- _Set exercise_: Pick out each line containing the string "innovation".

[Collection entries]
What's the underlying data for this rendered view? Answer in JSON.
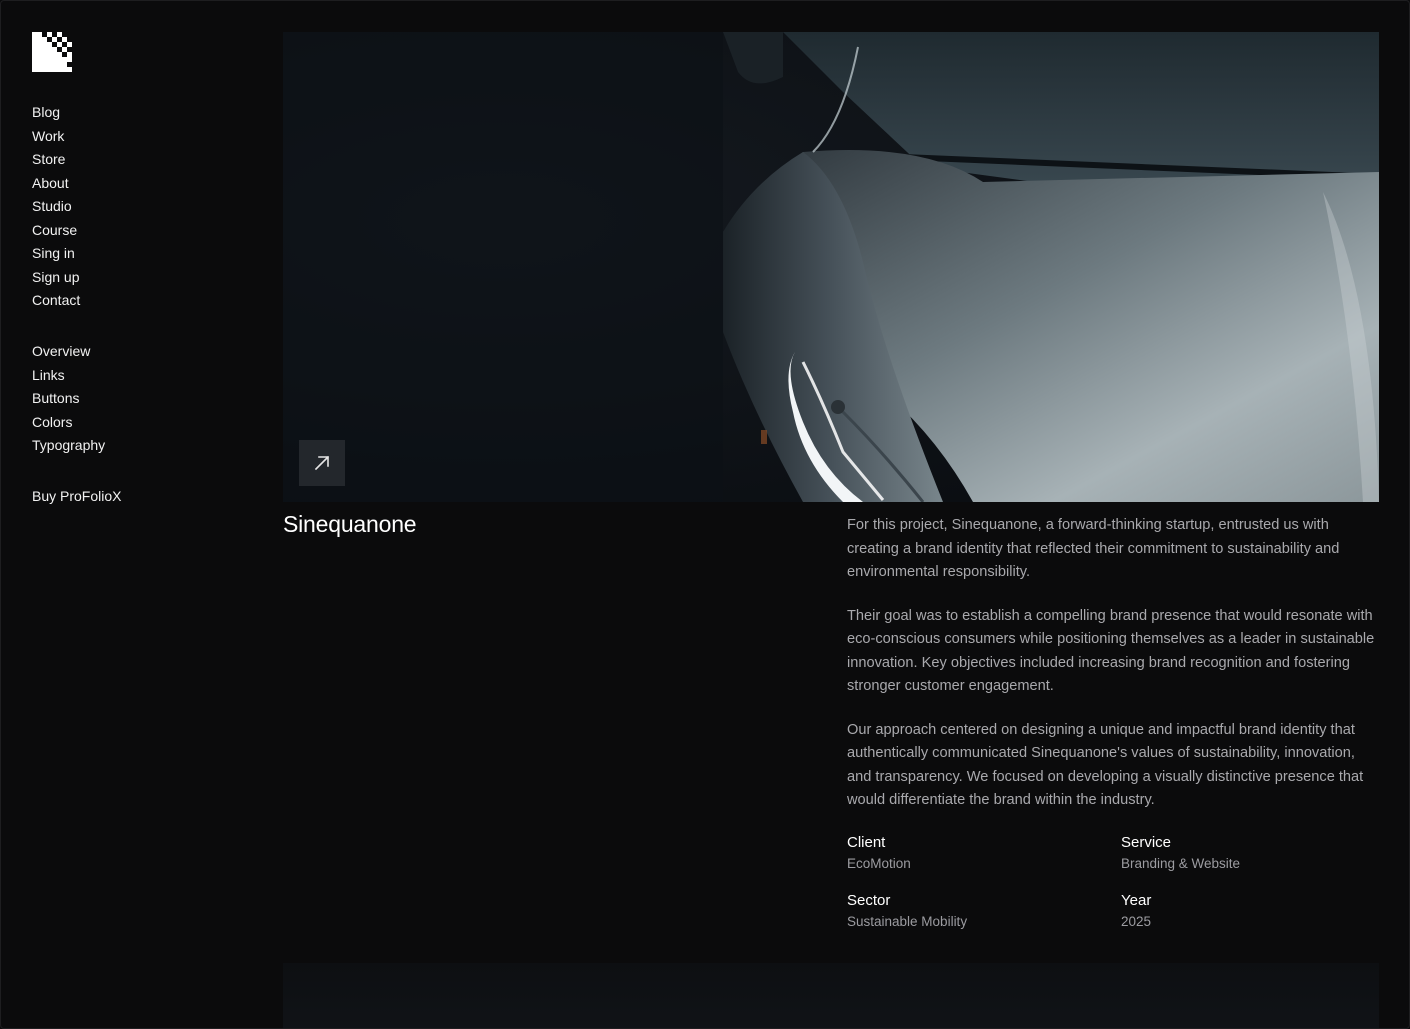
{
  "nav": {
    "primary": [
      "Blog",
      "Work",
      "Store",
      "About",
      "Studio",
      "Course",
      "Sing in",
      "Sign up",
      "Contact"
    ],
    "secondary": [
      "Overview",
      "Links",
      "Buttons",
      "Colors",
      "Typography"
    ],
    "buy": "Buy ProFolioX"
  },
  "project": {
    "title": "Sinequanone",
    "paragraphs": [
      "For this project, Sinequanone, a forward-thinking startup, entrusted us with creating a brand identity that reflected their commitment to sustainability and environmental responsibility.",
      "Their goal was to establish a compelling brand presence that would resonate with eco-conscious consumers while positioning themselves as a leader in sustainable innovation. Key objectives included increasing brand recognition and fostering stronger customer engagement.",
      "Our approach centered on designing a unique and impactful brand identity that authentically communicated Sinequanone's values of sustainability, innovation, and transparency. We focused on developing a visually distinctive presence that would differentiate the brand within the industry."
    ],
    "meta": {
      "client_label": "Client",
      "client_value": "EcoMotion",
      "service_label": "Service",
      "service_value": "Branding & Website",
      "sector_label": "Sector",
      "sector_value": "Sustainable Mobility",
      "year_label": "Year",
      "year_value": "2025"
    }
  },
  "icons": {
    "logo": "checkered-logo-icon",
    "hero_link": "arrow-up-right-icon"
  },
  "colors": {
    "background": "#0b0b0c",
    "text_primary": "#ffffff",
    "text_secondary": "#a9a9ad"
  }
}
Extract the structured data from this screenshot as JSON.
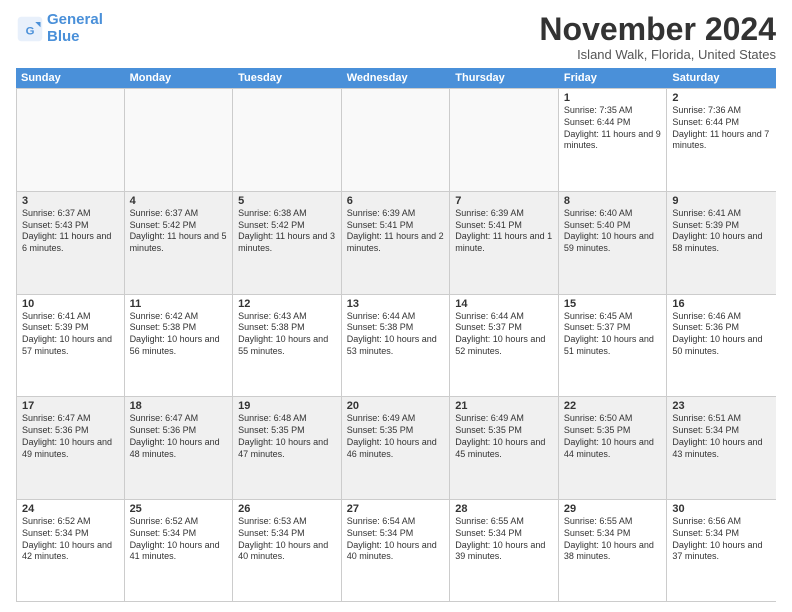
{
  "logo": {
    "line1": "General",
    "line2": "Blue"
  },
  "title": "November 2024",
  "location": "Island Walk, Florida, United States",
  "weekdays": [
    "Sunday",
    "Monday",
    "Tuesday",
    "Wednesday",
    "Thursday",
    "Friday",
    "Saturday"
  ],
  "weeks": [
    [
      {
        "day": "",
        "info": ""
      },
      {
        "day": "",
        "info": ""
      },
      {
        "day": "",
        "info": ""
      },
      {
        "day": "",
        "info": ""
      },
      {
        "day": "",
        "info": ""
      },
      {
        "day": "1",
        "info": "Sunrise: 7:35 AM\nSunset: 6:44 PM\nDaylight: 11 hours and 9 minutes."
      },
      {
        "day": "2",
        "info": "Sunrise: 7:36 AM\nSunset: 6:44 PM\nDaylight: 11 hours and 7 minutes."
      }
    ],
    [
      {
        "day": "3",
        "info": "Sunrise: 6:37 AM\nSunset: 5:43 PM\nDaylight: 11 hours and 6 minutes."
      },
      {
        "day": "4",
        "info": "Sunrise: 6:37 AM\nSunset: 5:42 PM\nDaylight: 11 hours and 5 minutes."
      },
      {
        "day": "5",
        "info": "Sunrise: 6:38 AM\nSunset: 5:42 PM\nDaylight: 11 hours and 3 minutes."
      },
      {
        "day": "6",
        "info": "Sunrise: 6:39 AM\nSunset: 5:41 PM\nDaylight: 11 hours and 2 minutes."
      },
      {
        "day": "7",
        "info": "Sunrise: 6:39 AM\nSunset: 5:41 PM\nDaylight: 11 hours and 1 minute."
      },
      {
        "day": "8",
        "info": "Sunrise: 6:40 AM\nSunset: 5:40 PM\nDaylight: 10 hours and 59 minutes."
      },
      {
        "day": "9",
        "info": "Sunrise: 6:41 AM\nSunset: 5:39 PM\nDaylight: 10 hours and 58 minutes."
      }
    ],
    [
      {
        "day": "10",
        "info": "Sunrise: 6:41 AM\nSunset: 5:39 PM\nDaylight: 10 hours and 57 minutes."
      },
      {
        "day": "11",
        "info": "Sunrise: 6:42 AM\nSunset: 5:38 PM\nDaylight: 10 hours and 56 minutes."
      },
      {
        "day": "12",
        "info": "Sunrise: 6:43 AM\nSunset: 5:38 PM\nDaylight: 10 hours and 55 minutes."
      },
      {
        "day": "13",
        "info": "Sunrise: 6:44 AM\nSunset: 5:38 PM\nDaylight: 10 hours and 53 minutes."
      },
      {
        "day": "14",
        "info": "Sunrise: 6:44 AM\nSunset: 5:37 PM\nDaylight: 10 hours and 52 minutes."
      },
      {
        "day": "15",
        "info": "Sunrise: 6:45 AM\nSunset: 5:37 PM\nDaylight: 10 hours and 51 minutes."
      },
      {
        "day": "16",
        "info": "Sunrise: 6:46 AM\nSunset: 5:36 PM\nDaylight: 10 hours and 50 minutes."
      }
    ],
    [
      {
        "day": "17",
        "info": "Sunrise: 6:47 AM\nSunset: 5:36 PM\nDaylight: 10 hours and 49 minutes."
      },
      {
        "day": "18",
        "info": "Sunrise: 6:47 AM\nSunset: 5:36 PM\nDaylight: 10 hours and 48 minutes."
      },
      {
        "day": "19",
        "info": "Sunrise: 6:48 AM\nSunset: 5:35 PM\nDaylight: 10 hours and 47 minutes."
      },
      {
        "day": "20",
        "info": "Sunrise: 6:49 AM\nSunset: 5:35 PM\nDaylight: 10 hours and 46 minutes."
      },
      {
        "day": "21",
        "info": "Sunrise: 6:49 AM\nSunset: 5:35 PM\nDaylight: 10 hours and 45 minutes."
      },
      {
        "day": "22",
        "info": "Sunrise: 6:50 AM\nSunset: 5:35 PM\nDaylight: 10 hours and 44 minutes."
      },
      {
        "day": "23",
        "info": "Sunrise: 6:51 AM\nSunset: 5:34 PM\nDaylight: 10 hours and 43 minutes."
      }
    ],
    [
      {
        "day": "24",
        "info": "Sunrise: 6:52 AM\nSunset: 5:34 PM\nDaylight: 10 hours and 42 minutes."
      },
      {
        "day": "25",
        "info": "Sunrise: 6:52 AM\nSunset: 5:34 PM\nDaylight: 10 hours and 41 minutes."
      },
      {
        "day": "26",
        "info": "Sunrise: 6:53 AM\nSunset: 5:34 PM\nDaylight: 10 hours and 40 minutes."
      },
      {
        "day": "27",
        "info": "Sunrise: 6:54 AM\nSunset: 5:34 PM\nDaylight: 10 hours and 40 minutes."
      },
      {
        "day": "28",
        "info": "Sunrise: 6:55 AM\nSunset: 5:34 PM\nDaylight: 10 hours and 39 minutes."
      },
      {
        "day": "29",
        "info": "Sunrise: 6:55 AM\nSunset: 5:34 PM\nDaylight: 10 hours and 38 minutes."
      },
      {
        "day": "30",
        "info": "Sunrise: 6:56 AM\nSunset: 5:34 PM\nDaylight: 10 hours and 37 minutes."
      }
    ]
  ]
}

- _Exercise solution_:
      "Their goal was to establish a compelling brand presence that would resonate with eco-conscious consumers while positioning themselves as a leader in sustainable innovation. Key objectives included increasing brand recognition and fostering stronger customer engagement.",
      "Our approach centered on designing a unique and impactful brand identity that authentically communicated Sinequanone's values of sustainability, innovation, and transparency. We focused on developing a visually distinctive presence that would differentiate the brand within the industry."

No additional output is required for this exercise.